Segundo a nova diretriz da Academia Americana de Pediatria, os médicos nos Estados Unidos devem estar preparados para oferecer essa abordagem centrada na família; e as mães que quiserem amamentar devem ser orientadas, especialmente pelos pediatras, sobre essa possibilidade, desde que tenham forte adesão ao tratamento contra o HIV e carga viral indetectável.
No entanto, ela e seu parceiro ou parceira devem ser informados de que ainda existe a possibilidade da transmissão do vírus, apesar de baixa. Segundo Rossetto, certas situações aumentam esse risco, como lesões mamárias (por exemplo, fissuras que são muito comuns nos primeiros dias de amamentação), uso inadequado da terapia antirretroviral e os casos de amamentação mista – quando o bebê toma leite materno e fórmula –, em função da alteração da integridade da mucosa intestinal.
Brasil contraindica
Por aqui, o aleitamento por pessoas portadoras do vírus HIV é contraindicado, mesmo para quem faz uso de terapia antirretroviral e tem carga indetectável. Em nota, a Sociedade Brasileira de Pediatria (SBP) diz: “em harmonia com seu Departamento Científico de Aleitamento Materno, [a SBP] segue alinhada às diretrizes do Ministério da Saúde do Brasil e às recomendações da Organização Mundial da Saúde (OMS). Segundo essas diretrizes, a amamentação por mães vivendo com HIV é contraindicada devido aos riscos de transmissão do vírus para o bebê. Neste sentido, a SBP mantém a recomendação vigente até que novas evidências, derivadas de estudos controlados e randomizados, possam justificar uma atualização das práticas atuais.”
As opções de alimentação que eliminam o risco de transmissão do HIV são a fórmula láctea infantil, que é fornecida pelo SUS até que o bebê complete 6 meses de vida, e o leite humano pasteurizado de doadores.
O Brasil é signatário do compromisso mundial de eliminar a transmissão vertical do HIV, aquela que ocorre da mãe para o bebê – seja na gravidez, no parto ou na amamentação. Estima-se que 30% desse tipo de contágio ocorra por meio do aleitamento, por mulheres que não fazem uso dos remédios corretamente ou não têm carga indetectável.

--*--

Tarefa.
Dê continuidade ao texto sobre a amamentação por mães que vivem com HIV, começando logo após a última frase.

Dados de segmentação da página
--*--

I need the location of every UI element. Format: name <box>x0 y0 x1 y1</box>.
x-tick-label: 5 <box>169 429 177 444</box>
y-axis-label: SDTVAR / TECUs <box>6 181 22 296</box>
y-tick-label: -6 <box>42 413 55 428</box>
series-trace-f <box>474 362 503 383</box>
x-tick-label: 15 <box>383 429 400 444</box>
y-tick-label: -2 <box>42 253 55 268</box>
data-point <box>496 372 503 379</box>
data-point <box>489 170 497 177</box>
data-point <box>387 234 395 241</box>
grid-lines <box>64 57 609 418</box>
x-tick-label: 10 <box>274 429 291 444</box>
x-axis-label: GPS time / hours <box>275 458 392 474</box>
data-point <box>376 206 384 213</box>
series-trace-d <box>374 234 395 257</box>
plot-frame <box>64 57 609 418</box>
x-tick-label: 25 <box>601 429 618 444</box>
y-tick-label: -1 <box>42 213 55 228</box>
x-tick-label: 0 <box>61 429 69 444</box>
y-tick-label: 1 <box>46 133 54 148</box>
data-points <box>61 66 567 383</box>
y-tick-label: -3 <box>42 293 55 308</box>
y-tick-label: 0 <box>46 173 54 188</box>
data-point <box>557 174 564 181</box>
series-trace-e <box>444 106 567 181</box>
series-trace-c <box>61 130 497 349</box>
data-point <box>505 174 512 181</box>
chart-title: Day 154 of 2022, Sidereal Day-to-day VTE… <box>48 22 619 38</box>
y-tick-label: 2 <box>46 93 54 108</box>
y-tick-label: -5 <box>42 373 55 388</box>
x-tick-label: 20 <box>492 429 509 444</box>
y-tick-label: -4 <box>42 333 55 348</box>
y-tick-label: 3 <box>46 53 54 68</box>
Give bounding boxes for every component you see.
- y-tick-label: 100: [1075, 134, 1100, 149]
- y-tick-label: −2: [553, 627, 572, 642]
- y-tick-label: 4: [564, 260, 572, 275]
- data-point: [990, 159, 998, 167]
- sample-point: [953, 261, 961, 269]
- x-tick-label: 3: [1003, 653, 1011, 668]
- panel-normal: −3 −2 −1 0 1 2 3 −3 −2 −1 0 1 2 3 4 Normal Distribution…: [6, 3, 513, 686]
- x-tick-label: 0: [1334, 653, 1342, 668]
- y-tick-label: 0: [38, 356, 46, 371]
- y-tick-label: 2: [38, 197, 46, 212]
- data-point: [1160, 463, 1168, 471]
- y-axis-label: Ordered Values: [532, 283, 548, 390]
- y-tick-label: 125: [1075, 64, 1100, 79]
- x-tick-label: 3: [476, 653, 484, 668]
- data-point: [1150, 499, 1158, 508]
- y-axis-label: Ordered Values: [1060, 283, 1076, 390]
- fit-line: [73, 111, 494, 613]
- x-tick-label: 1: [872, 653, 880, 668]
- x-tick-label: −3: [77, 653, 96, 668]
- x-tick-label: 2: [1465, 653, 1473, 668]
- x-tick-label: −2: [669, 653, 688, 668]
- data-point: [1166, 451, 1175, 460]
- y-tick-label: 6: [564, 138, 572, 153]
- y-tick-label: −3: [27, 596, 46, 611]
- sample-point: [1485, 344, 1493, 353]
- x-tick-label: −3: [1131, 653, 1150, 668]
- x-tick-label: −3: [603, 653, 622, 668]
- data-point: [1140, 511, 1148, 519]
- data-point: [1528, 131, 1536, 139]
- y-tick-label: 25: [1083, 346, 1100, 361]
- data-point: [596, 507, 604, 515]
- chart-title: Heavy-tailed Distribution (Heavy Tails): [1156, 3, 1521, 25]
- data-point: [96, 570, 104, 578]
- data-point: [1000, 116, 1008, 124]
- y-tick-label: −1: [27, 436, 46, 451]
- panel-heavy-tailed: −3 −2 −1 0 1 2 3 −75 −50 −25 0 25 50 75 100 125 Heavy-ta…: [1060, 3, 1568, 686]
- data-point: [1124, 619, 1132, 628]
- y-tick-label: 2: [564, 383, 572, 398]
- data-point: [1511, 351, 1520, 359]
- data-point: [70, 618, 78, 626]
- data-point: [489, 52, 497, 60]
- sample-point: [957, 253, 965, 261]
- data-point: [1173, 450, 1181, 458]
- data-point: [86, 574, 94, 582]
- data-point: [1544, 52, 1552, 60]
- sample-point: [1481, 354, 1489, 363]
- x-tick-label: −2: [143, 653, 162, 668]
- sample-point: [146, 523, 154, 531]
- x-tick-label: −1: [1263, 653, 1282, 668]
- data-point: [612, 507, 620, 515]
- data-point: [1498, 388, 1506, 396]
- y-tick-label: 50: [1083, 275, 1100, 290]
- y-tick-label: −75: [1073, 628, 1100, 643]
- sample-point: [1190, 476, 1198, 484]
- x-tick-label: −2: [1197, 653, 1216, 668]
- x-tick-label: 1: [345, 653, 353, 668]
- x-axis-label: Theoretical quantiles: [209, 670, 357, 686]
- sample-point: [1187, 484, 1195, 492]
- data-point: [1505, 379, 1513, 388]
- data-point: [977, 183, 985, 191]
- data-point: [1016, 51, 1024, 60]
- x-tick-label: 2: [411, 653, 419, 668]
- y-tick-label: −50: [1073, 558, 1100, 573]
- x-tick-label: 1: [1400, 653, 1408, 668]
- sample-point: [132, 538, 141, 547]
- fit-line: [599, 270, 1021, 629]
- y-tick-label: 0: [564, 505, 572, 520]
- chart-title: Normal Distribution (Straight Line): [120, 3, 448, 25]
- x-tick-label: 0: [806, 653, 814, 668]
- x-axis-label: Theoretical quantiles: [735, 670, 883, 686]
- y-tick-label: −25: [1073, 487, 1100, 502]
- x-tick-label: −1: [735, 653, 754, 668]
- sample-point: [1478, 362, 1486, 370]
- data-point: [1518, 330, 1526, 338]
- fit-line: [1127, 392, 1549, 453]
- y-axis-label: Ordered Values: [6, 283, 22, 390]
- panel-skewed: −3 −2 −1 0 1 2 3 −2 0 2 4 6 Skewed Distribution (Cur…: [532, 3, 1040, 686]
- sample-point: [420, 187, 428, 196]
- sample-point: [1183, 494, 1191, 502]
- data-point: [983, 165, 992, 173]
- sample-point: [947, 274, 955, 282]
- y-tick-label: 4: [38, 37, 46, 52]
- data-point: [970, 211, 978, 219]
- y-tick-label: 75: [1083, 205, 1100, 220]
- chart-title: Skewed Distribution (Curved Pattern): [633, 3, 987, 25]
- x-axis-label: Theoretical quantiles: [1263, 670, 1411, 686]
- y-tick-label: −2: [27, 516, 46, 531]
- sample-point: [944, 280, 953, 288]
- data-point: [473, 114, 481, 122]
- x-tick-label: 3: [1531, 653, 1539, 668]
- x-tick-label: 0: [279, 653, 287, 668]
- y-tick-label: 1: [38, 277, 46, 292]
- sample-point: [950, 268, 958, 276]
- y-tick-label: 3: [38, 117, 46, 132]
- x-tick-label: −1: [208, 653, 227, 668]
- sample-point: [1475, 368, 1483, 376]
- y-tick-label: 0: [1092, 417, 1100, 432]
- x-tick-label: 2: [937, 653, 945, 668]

--*--

Resultado da tarefa.
“Temos um programa bem estruturado pelo Ministério da Saúde, que publica atualizações frequentes para manejo tanto das gestantes e puérperas infectadas quanto dos recém-nascidos expostos para eliminar essa via de transmissão”, explica a médica do Einstein.
Os casos de Aids em crianças menores de 5 anos (parâmetro usado para monitorar a taxa de transmissão vertical) caíram 54,9% entre 2012 e 2022, segundo o Boletim Epidemiológico HIV e Aids de 2023, apresentado em dezembro pelo Ministério da Saúde. “Esse sucesso é reflexo direto das ações como diagnóstico precoce em gestantes, uso da terapia antirretroviral durante toda a gestação e, nos casos indicados, também durante o parto, além da inibição da lactação e do uso de quimioprofilaxia para recém-nascidos expostos durante as primeiras quatro semanas de vida.”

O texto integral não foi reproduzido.